Text shown:
Microsoft's Xbox Project xCloud will take a new approach to game streaming

Project xCloud
Project xCloud (Image credit: Microsoft)

Game-streaming has faced a troubled past, from the decade-old missteps of OnLive to the struggle to gain traction in 2018. Beaming high-quality gaming across the globe is no easy feat, and while networks are better than ever, gameplay is often compromised in the process.

Project xCloud is poised to be Microsoft's next major gaming endeavor, mobilizing its Xbox platform with a cloud-based streaming service. With strong foundations and internal trials underway, early reports indicate Microsoft aims to distance itself from rivals by overcoming these early hurdles.

Alleged details are now surfacing. Here's how the technology might be shaping up.

Stated problem:
Write the next part of the article on Microsoft's Project xCloud streaming service, picking up after its final sentence.

Records provided:
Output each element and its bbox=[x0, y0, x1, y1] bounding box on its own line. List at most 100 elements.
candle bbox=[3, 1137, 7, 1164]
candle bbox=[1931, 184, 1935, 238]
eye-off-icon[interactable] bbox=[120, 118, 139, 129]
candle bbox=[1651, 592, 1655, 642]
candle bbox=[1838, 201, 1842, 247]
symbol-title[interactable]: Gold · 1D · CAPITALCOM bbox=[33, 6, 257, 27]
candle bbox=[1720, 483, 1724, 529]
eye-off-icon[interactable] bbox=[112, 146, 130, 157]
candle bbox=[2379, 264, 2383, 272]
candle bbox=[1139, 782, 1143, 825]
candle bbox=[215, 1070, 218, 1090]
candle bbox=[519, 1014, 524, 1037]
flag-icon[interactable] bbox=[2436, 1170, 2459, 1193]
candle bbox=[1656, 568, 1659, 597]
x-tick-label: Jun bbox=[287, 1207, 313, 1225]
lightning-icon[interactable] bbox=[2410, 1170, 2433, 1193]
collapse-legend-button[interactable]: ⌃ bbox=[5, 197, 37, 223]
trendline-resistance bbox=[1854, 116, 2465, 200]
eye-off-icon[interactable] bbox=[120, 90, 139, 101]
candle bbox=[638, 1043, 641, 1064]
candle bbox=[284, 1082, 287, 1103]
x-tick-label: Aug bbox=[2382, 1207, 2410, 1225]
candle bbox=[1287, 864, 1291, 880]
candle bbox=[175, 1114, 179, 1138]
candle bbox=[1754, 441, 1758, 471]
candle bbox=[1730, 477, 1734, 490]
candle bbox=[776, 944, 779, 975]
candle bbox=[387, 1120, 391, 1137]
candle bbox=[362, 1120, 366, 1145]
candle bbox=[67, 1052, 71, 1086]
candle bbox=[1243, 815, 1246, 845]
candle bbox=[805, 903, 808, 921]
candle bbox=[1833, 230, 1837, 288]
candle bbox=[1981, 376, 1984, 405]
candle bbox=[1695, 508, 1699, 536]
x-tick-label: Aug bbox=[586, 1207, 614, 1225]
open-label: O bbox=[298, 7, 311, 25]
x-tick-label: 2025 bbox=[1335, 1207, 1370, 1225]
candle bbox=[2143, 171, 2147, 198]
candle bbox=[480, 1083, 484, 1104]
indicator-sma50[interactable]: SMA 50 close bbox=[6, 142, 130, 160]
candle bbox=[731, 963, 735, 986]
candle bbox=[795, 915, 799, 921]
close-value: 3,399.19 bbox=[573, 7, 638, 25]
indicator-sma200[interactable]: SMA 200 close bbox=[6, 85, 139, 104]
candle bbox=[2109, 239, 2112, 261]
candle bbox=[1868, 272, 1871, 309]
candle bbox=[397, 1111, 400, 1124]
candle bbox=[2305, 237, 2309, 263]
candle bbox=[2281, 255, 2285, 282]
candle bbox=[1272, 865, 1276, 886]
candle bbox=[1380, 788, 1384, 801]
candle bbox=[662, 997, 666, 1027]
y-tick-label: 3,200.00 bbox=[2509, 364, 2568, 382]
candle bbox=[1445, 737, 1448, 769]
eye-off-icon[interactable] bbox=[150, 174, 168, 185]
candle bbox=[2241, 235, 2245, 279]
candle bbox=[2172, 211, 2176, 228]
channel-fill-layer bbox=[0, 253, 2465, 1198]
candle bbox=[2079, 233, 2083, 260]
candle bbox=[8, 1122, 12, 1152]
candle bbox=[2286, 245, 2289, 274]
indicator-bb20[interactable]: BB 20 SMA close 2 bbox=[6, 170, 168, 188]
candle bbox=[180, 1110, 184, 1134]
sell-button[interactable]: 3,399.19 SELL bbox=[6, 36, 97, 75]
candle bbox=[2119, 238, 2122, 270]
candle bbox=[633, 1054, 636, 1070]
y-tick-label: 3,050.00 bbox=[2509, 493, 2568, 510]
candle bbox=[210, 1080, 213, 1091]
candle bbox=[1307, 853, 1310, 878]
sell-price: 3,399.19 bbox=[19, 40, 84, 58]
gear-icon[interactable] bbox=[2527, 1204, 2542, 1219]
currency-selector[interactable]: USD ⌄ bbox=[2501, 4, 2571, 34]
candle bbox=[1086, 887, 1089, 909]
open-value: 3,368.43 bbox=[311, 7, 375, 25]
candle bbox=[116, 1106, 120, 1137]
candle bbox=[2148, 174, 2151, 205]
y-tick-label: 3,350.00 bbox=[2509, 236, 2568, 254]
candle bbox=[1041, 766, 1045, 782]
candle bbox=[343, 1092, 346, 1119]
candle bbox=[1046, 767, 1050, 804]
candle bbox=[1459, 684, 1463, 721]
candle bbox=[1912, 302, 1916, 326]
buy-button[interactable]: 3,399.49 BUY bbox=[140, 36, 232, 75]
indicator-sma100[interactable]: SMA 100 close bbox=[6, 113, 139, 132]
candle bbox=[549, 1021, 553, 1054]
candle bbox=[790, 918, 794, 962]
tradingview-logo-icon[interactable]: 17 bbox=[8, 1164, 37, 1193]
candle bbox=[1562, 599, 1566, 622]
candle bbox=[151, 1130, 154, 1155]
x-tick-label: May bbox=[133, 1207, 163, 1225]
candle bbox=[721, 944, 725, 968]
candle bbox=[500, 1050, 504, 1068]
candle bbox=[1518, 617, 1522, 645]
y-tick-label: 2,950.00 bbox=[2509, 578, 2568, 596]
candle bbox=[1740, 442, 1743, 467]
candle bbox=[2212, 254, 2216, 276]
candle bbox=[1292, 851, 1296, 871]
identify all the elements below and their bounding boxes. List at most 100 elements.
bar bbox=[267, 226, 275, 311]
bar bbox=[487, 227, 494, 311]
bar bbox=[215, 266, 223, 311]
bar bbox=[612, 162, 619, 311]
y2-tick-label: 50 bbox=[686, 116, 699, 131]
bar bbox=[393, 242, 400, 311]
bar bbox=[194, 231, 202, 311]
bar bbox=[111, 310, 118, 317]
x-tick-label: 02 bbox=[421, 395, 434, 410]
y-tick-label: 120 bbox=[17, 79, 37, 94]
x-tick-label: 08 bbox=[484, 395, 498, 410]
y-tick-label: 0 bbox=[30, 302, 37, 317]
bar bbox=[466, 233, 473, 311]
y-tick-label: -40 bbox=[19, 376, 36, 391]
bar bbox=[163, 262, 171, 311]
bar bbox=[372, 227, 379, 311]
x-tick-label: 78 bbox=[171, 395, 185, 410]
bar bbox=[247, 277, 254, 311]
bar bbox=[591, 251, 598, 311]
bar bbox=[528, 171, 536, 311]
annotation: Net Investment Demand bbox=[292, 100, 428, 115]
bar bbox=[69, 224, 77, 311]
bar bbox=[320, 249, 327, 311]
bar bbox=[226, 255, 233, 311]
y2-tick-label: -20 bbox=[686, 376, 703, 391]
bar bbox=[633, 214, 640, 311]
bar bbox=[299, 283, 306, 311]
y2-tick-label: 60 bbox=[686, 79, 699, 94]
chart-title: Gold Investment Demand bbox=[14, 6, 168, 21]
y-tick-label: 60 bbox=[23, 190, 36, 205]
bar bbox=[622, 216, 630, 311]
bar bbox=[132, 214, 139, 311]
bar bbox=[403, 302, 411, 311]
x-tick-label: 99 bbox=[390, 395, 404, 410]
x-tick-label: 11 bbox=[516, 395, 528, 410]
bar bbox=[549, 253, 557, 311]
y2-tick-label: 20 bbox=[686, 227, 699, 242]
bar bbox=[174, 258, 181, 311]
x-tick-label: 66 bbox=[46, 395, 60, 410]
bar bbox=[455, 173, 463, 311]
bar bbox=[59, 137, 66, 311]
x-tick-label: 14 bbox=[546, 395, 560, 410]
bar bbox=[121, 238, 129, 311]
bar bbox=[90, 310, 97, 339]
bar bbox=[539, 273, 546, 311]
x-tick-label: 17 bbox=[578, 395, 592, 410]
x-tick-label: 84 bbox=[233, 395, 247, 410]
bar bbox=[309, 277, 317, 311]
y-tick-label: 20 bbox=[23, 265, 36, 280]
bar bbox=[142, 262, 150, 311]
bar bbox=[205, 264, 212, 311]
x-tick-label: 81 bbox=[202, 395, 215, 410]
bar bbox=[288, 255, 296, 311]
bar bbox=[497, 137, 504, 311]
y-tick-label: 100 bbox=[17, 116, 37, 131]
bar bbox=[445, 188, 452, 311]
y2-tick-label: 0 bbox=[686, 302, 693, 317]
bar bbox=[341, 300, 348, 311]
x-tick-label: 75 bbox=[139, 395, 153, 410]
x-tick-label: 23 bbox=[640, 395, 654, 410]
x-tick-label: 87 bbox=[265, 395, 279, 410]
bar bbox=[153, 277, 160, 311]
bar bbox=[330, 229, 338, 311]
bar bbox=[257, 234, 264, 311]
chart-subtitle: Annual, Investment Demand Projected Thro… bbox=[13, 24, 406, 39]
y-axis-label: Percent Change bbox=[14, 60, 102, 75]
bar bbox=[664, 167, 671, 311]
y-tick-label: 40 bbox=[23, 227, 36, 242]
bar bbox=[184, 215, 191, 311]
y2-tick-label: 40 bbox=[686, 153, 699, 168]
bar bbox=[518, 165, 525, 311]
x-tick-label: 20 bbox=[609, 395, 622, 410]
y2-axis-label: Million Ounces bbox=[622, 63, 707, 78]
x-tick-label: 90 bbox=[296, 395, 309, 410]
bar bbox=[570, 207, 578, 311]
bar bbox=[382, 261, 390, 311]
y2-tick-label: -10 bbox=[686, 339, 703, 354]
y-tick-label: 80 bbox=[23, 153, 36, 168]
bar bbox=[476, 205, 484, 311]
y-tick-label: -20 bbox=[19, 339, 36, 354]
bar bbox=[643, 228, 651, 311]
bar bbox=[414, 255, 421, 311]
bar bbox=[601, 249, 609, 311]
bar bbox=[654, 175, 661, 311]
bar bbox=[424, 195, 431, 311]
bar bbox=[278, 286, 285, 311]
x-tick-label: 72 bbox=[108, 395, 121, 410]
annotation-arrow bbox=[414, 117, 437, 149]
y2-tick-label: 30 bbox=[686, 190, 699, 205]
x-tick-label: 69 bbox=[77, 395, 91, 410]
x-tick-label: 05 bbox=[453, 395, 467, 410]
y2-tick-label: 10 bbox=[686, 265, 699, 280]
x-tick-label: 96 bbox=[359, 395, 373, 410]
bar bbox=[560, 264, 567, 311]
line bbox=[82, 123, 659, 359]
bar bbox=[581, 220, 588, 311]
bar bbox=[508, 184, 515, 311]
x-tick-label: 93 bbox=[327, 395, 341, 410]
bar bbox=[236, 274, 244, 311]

Task answer:
Xbox Project xCloud game streaming: Everything we know

Tackling game streaming latency

The logistics of game-streaming come with considerable complexity, with the need to ensure a high-quality image and timely delivery. Unlike music and video, the real-time nature of gaming emphasizes latency, the principal weakness of past failed services. Especially in fast-paced genres like shooters and racers, sub-second delays can make games unplayable.

Project xCloud's rollout pairs with dedicated data centers, comprised of server blades boasting custom Xbox One hardware. These servers will host games for clients region-wide, emulating full Xbox hardware without the reliance on a full-fledged console. Existing reports indicate a unique approach that merges local and cloud processing.

Existing game-streaming services like PlayStation Now and Google Project Stream feed full titles from servers via compressed low-latency video. Microsoft's rumored hybridized solution could set Project xCloud apart, leveraging the strengths of both local and cloud gaming. Such a system could see inputs, image processing, physics, and other latency-sensitive components processed locally while demanding elements are handled by the cloud.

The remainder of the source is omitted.